Copy each line below exactly and leave the pictures out.

--- start of Data provided ---

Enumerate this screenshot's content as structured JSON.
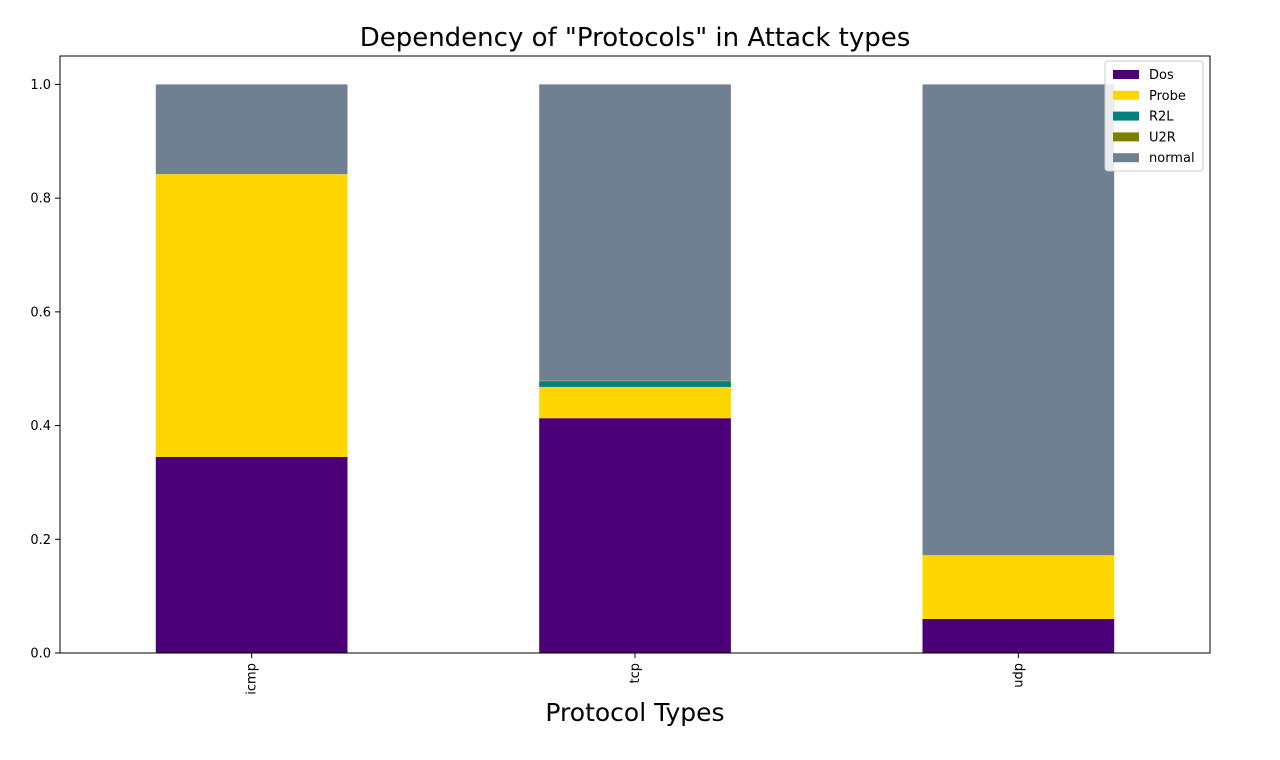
{
  "chart_data": {
    "type": "bar",
    "stacked": true,
    "title": "Dependency of \"Protocols\" in Attack types",
    "xlabel": "Protocol Types",
    "ylabel": "",
    "categories": [
      "icmp",
      "tcp",
      "udp"
    ],
    "ylim": [
      0,
      1.05
    ],
    "yticks": [
      "0.0",
      "0.2",
      "0.4",
      "0.6",
      "0.8",
      "1.0"
    ],
    "grid": false,
    "legend_position": "top-right",
    "series": [
      {
        "name": "Dos",
        "color": "#4b0078",
        "values": [
          0.345,
          0.413,
          0.06
        ]
      },
      {
        "name": "Probe",
        "color": "#ffd700",
        "values": [
          0.497,
          0.055,
          0.112
        ]
      },
      {
        "name": "R2L",
        "color": "#00807f",
        "values": [
          0.0,
          0.01,
          0.0
        ]
      },
      {
        "name": "U2R",
        "color": "#808000",
        "values": [
          0.0,
          0.001,
          0.0
        ]
      },
      {
        "name": "normal",
        "color": "#708090",
        "values": [
          0.158,
          0.521,
          0.828
        ]
      }
    ]
  }
}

--- end of Data provided ---

» Exercise response:
Enumerate this screenshot's content as structured JSON.
{
  "chart_data": {
    "type": "bar",
    "stacked": true,
    "title": "Dependency of \"Protocols\" in Attack types",
    "xlabel": "Protocol Types",
    "ylabel": "",
    "categories": [
      "icmp",
      "tcp",
      "udp"
    ],
    "ylim": [
      0,
      1.05
    ],
    "yticks": [
      "0.0",
      "0.2",
      "0.4",
      "0.6",
      "0.8",
      "1.0"
    ],
    "grid": false,
    "legend_position": "top-right",
    "series": [
      {
        "name": "Dos",
        "color": "#4b0078",
        "values": [
          0.345,
          0.413,
          0.06
        ]
      },
      {
        "name": "Probe",
        "color": "#ffd700",
        "values": [
          0.497,
          0.055,
          0.112
        ]
      },
      {
        "name": "R2L",
        "color": "#00807f",
        "values": [
          0.0,
          0.01,
          0.0
        ]
      },
      {
        "name": "U2R",
        "color": "#808000",
        "values": [
          0.0,
          0.001,
          0.0
        ]
      },
      {
        "name": "normal",
        "color": "#708090",
        "values": [
          0.158,
          0.521,
          0.828
        ]
      }
    ]
  }
}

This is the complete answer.